Omit the images. Copy each entry word for word.

[Start of Dataset]

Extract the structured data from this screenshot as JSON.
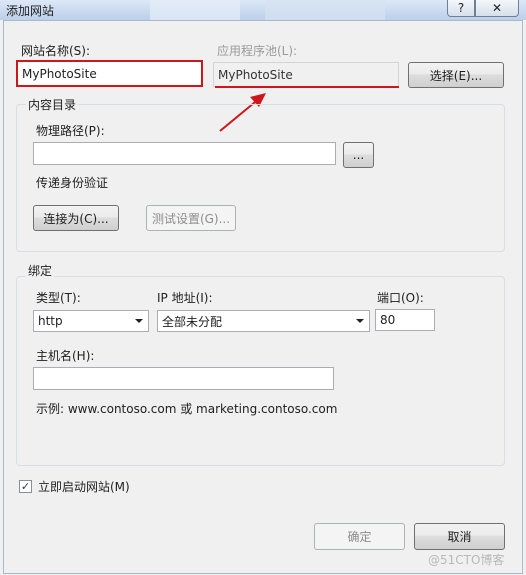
{
  "window": {
    "title": "添加网站",
    "help_glyph": "?",
    "close_glyph": "✕"
  },
  "site_name": {
    "label": "网站名称(S):",
    "value": "MyPhotoSite"
  },
  "app_pool": {
    "label": "应用程序池(L):",
    "value": "MyPhotoSite",
    "select_button": "选择(E)..."
  },
  "content_dir": {
    "legend": "内容目录",
    "physical_path_label": "物理路径(P):",
    "physical_path_value": "",
    "browse_button": "...",
    "pass_through_label": "传递身份验证",
    "connect_as_button": "连接为(C)...",
    "test_settings_button": "测试设置(G)..."
  },
  "binding": {
    "legend": "绑定",
    "type_label": "类型(T):",
    "type_value": "http",
    "ip_label": "IP 地址(I):",
    "ip_value": "全部未分配",
    "port_label": "端口(O):",
    "port_value": "80",
    "hostname_label": "主机名(H):",
    "hostname_value": "",
    "example_text": "示例: www.contoso.com 或 marketing.contoso.com"
  },
  "start_immediately": {
    "label": "立即启动网站(M)",
    "checked": true,
    "check_glyph": "✓"
  },
  "footer": {
    "ok_button": "确定",
    "cancel_button": "取消",
    "watermark": "@51CTO博客"
  },
  "colors": {
    "highlight_red": "#d0151b"
  }
}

[End of Dataset]

■ **Answer below**:
Extract the structured data from this screenshot as JSON.
{
  "window": {
    "title": "添加网站",
    "help_glyph": "?",
    "close_glyph": "✕"
  },
  "site_name": {
    "label": "网站名称(S):",
    "value": "MyPhotoSite"
  },
  "app_pool": {
    "label": "应用程序池(L):",
    "value": "MyPhotoSite",
    "select_button": "选择(E)..."
  },
  "content_dir": {
    "legend": "内容目录",
    "physical_path_label": "物理路径(P):",
    "physical_path_value": "",
    "browse_button": "...",
    "pass_through_label": "传递身份验证",
    "connect_as_button": "连接为(C)...",
    "test_settings_button": "测试设置(G)..."
  },
  "binding": {
    "legend": "绑定",
    "type_label": "类型(T):",
    "type_value": "http",
    "ip_label": "IP 地址(I):",
    "ip_value": "全部未分配",
    "port_label": "端口(O):",
    "port_value": "80",
    "hostname_label": "主机名(H):",
    "hostname_value": "",
    "example_text": "示例: www.contoso.com 或 marketing.contoso.com"
  },
  "start_immediately": {
    "label": "立即启动网站(M)",
    "checked": true,
    "check_glyph": "✓"
  },
  "footer": {
    "ok_button": "确定",
    "cancel_button": "取消",
    "watermark": "@51CTO博客"
  },
  "colors": {
    "highlight_red": "#d0151b"
  }
}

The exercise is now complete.